## Supplied data
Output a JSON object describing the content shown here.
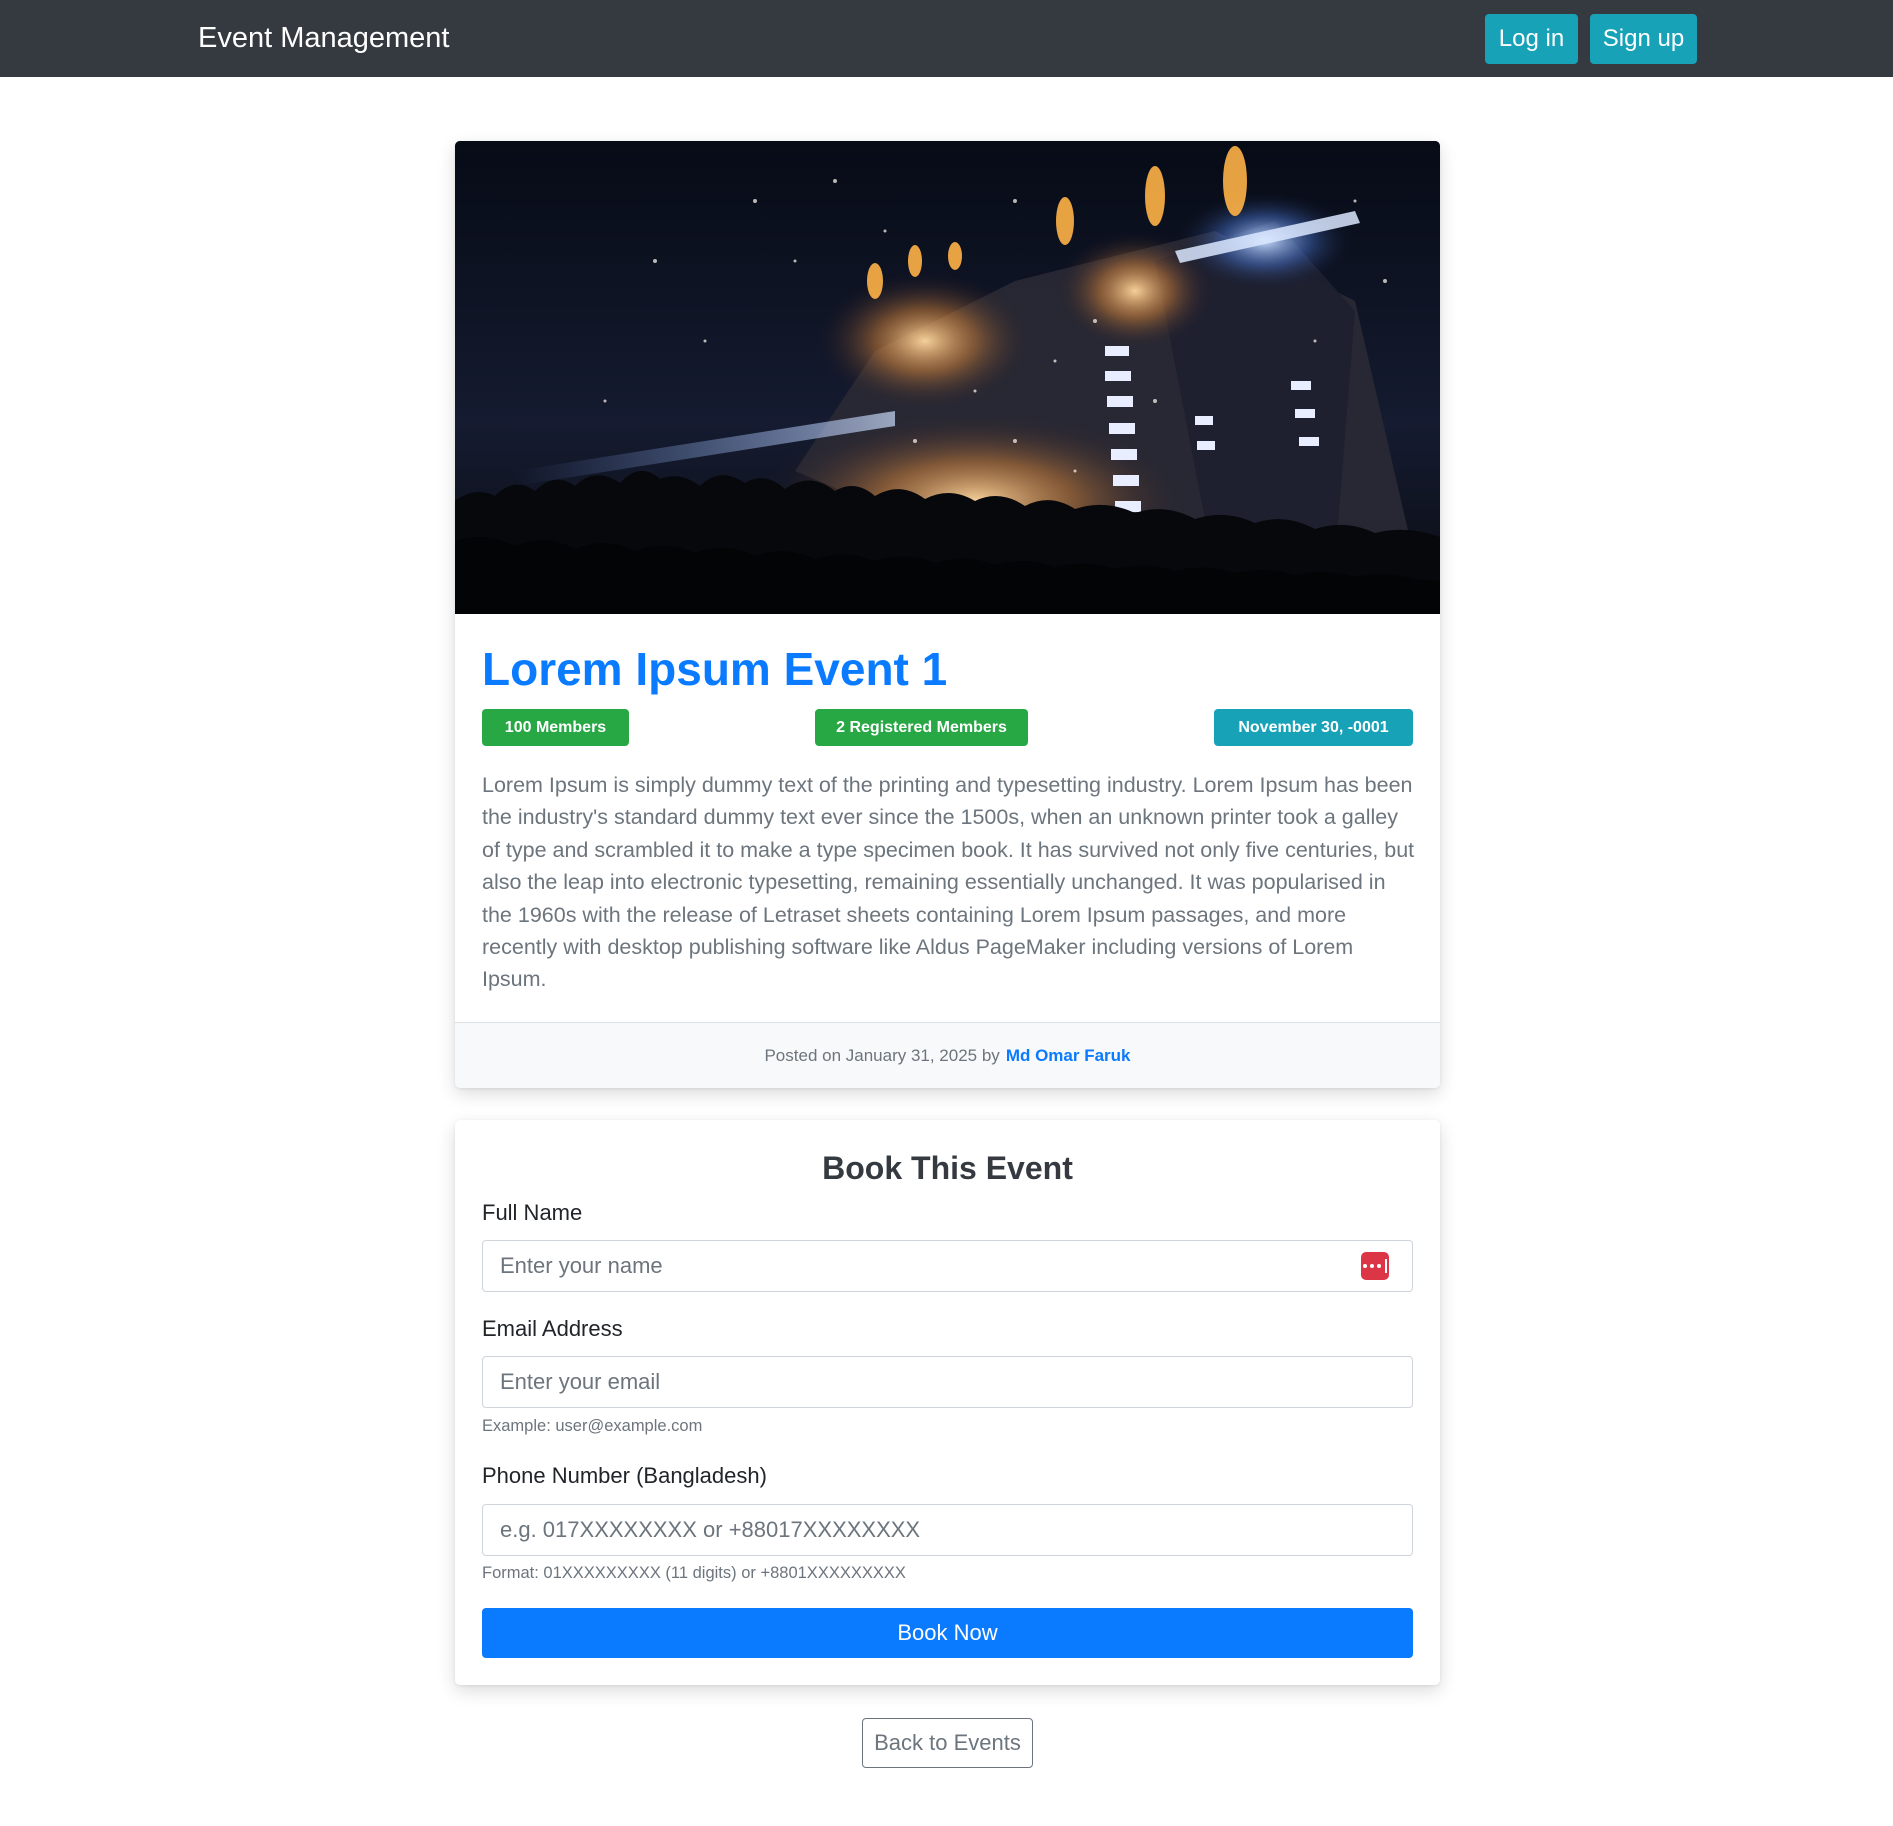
{
  "navbar": {
    "brand": "Event Management",
    "login_label": "Log in",
    "signup_label": "Sign up"
  },
  "event": {
    "title": "Lorem Ipsum Event 1",
    "members_badge": "100 Members",
    "registered_badge": "2 Registered Members",
    "date_badge": "November 30, -0001",
    "description": "Lorem Ipsum is simply dummy text of the printing and typesetting industry. Lorem Ipsum has been the industry's standard dummy text ever since the 1500s, when an unknown printer took a galley of type and scrambled it to make a type specimen book. It has survived not only five centuries, but also the leap into electronic typesetting, remaining essentially unchanged. It was popularised in the 1960s with the release of Letraset sheets containing Lorem Ipsum passages, and more recently with desktop publishing software like Aldus PageMaker including versions of Lorem Ipsum.",
    "posted_prefix": "Posted on January 31, 2025 by",
    "author": "Md Omar Faruk",
    "image_icon": "concert-stage-image"
  },
  "booking": {
    "title": "Book This Event",
    "name_label": "Full Name",
    "name_placeholder": "Enter your name",
    "email_label": "Email Address",
    "email_placeholder": "Enter your email",
    "email_hint": "Example: user@example.com",
    "phone_label": "Phone Number (Bangladesh)",
    "phone_placeholder": "e.g. 017XXXXXXXX or +88017XXXXXXXX",
    "phone_hint": "Format: 01XXXXXXXXX (11 digits) or +8801XXXXXXXXX",
    "submit_label": "Book Now",
    "password_manager_icon": "password-manager-icon"
  },
  "back_label": "Back to Events",
  "colors": {
    "navbar": "#343a40",
    "info": "#17a2b8",
    "success": "#28a745",
    "primary": "#0a7bff",
    "danger": "#dc3545"
  }
}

## Directions
Go through the records and gather the lines that hold "your".

## Written solution
    "name_placeholder": "Enter your name",
    "email_placeholder": "Enter your email",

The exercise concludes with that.